=== Work required ===
Copy each line below exactly and leave the pictures out.

=== Dataset entries ===
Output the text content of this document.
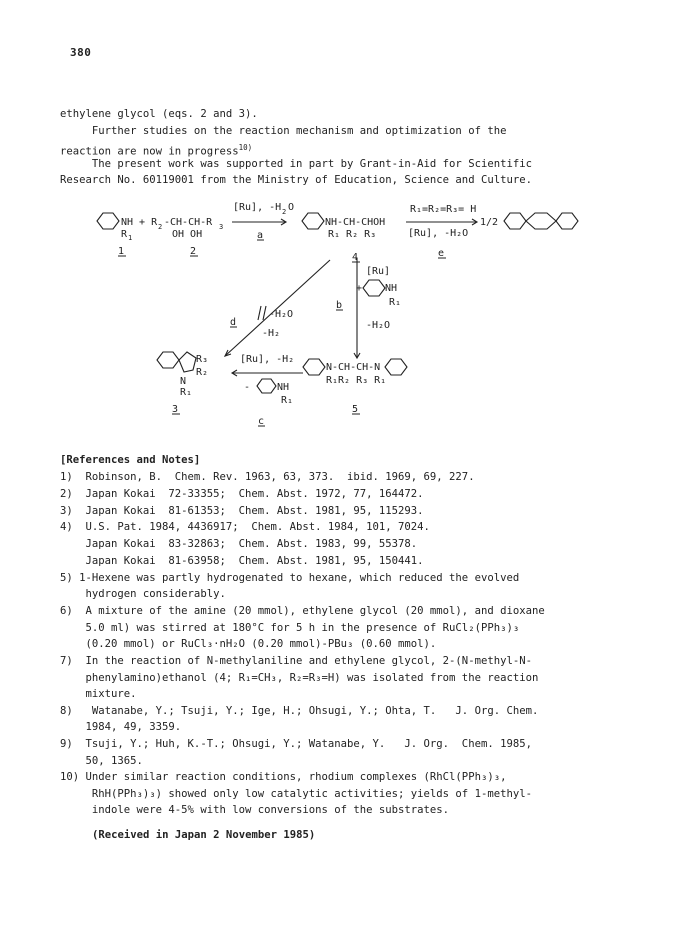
380
ethylene glycol (eqs. 2 and 3).
Further studies on the reaction mechanism and optimization of the
reaction are now in progress$^{10)}$
The present work was supported in part by Grant-in-Aid for Scientific
Research No. 60119001 from the Ministry of Education, Science and Culture.
NH + R 2 -CH-CH-R 3
OH OH
R 1
1	2
[Ru], -H 2 O
a
NH-CH-CHOH
R₁ R₂ R₃
4
R₁=R₂=R₃= H
[Ru], -H₂O
e
1/2
[Ru]
+ NH
R₁
-H₂O
b
d
-H₂O
-H₂
R₃
R₂
N
R₁
3
[Ru], -H₂
-	NH
R₁
c
N-CH-CH-N
R₁R₂ R₃ R₁
5
[References and Notes]
1)  Robinson, B.  Chem. Rev. 1963, 63, 373.  ibid. 1969, 69, 227.
2)  Japan Kokai  72-33355;  Chem. Abst. 1972, 77, 164472.
3)  Japan Kokai  81-61353;  Chem. Abst. 1981, 95, 115293.
4)  U.S. Pat. 1984, 4436917;  Chem. Abst. 1984, 101, 7024.
Japan Kokai  83-32863;  Chem. Abst. 1983, 99, 55378.
Japan Kokai  81-63958;  Chem. Abst. 1981, 95, 150441.
5) 1-Hexene was partly hydrogenated to hexane, which reduced the evolved
hydrogen considerably.
6)  A mixture of the amine (20 mmol), ethylene glycol (20 mmol), and dioxane
5.0 ml) was stirred at 180°C for 5 h in the presence of RuCl₂(PPh₃)₃
(0.20 mmol) or RuCl₃·nH₂O (0.20 mmol)-PBu₃ (0.60 mmol).
7)  In the reaction of N-methylaniline and ethylene glycol, 2-(N-methyl-N-
phenylamino)ethanol (4; R₁=CH₃, R₂=R₃=H) was isolated from the reaction
mixture.
8)   Watanabe, Y.; Tsuji, Y.; Ige, H.; Ohsugi, Y.; Ohta, T.   J. Org. Chem.
1984, 49, 3359.
9)  Tsuji, Y.; Huh, K.-T.; Ohsugi, Y.; Watanabe, Y.   J. Org.  Chem. 1985,
50, 1365.
10) Under similar reaction conditions, rhodium complexes (RhCl(PPh₃)₃,
RhH(PPh₃)₃) showed only low catalytic activities; yields of 1-methyl-
indole were 4-5% with low conversions of the substrates.
(Received in Japan 2 November 1985)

=== Expected answer ===
Output the text content of this document.
380
ethylene glycol (eqs. 2 and 3).
Further studies on the reaction mechanism and optimization of the
reaction are now in progress$^{10)}$
The present work was supported in part by Grant-in-Aid for Scientific
Research No. 60119001 from the Ministry of Education, Science and Culture.
NH + R 2 -CH-CH-R 3
OH OH
R 1
1	2
[Ru], -H 2 O
a
NH-CH-CHOH
R₁ R₂ R₃
4
R₁=R₂=R₃= H
[Ru], -H₂O
e
1/2
[Ru]
+ NH
R₁
-H₂O
b
d
-H₂O
-H₂
R₃
R₂
N
R₁
3
[Ru], -H₂
-	NH
R₁
c
N-CH-CH-N
R₁R₂ R₃ R₁
5
[References and Notes]
1)  Robinson, B.  Chem. Rev. 1963, 63, 373.  ibid. 1969, 69, 227.
2)  Japan Kokai  72-33355;  Chem. Abst. 1972, 77, 164472.
3)  Japan Kokai  81-61353;  Chem. Abst. 1981, 95, 115293.
4)  U.S. Pat. 1984, 4436917;  Chem. Abst. 1984, 101, 7024.
Japan Kokai  83-32863;  Chem. Abst. 1983, 99, 55378.
Japan Kokai  81-63958;  Chem. Abst. 1981, 95, 150441.
5) 1-Hexene was partly hydrogenated to hexane, which reduced the evolved
hydrogen considerably.
6)  A mixture of the amine (20 mmol), ethylene glycol (20 mmol), and dioxane
5.0 ml) was stirred at 180°C for 5 h in the presence of RuCl₂(PPh₃)₃
(0.20 mmol) or RuCl₃·nH₂O (0.20 mmol)-PBu₃ (0.60 mmol).
7)  In the reaction of N-methylaniline and ethylene glycol, 2-(N-methyl-N-
phenylamino)ethanol (4; R₁=CH₃, R₂=R₃=H) was isolated from the reaction
mixture.
8)   Watanabe, Y.; Tsuji, Y.; Ige, H.; Ohsugi, Y.; Ohta, T.   J. Org. Chem.
1984, 49, 3359.
9)  Tsuji, Y.; Huh, K.-T.; Ohsugi, Y.; Watanabe, Y.   J. Org.  Chem. 1985,
50, 1365.
10) Under similar reaction conditions, rhodium complexes (RhCl(PPh₃)₃,
RhH(PPh₃)₃) showed only low catalytic activities; yields of 1-methyl-
indole were 4-5% with low conversions of the substrates.
(Received in Japan 2 November 1985)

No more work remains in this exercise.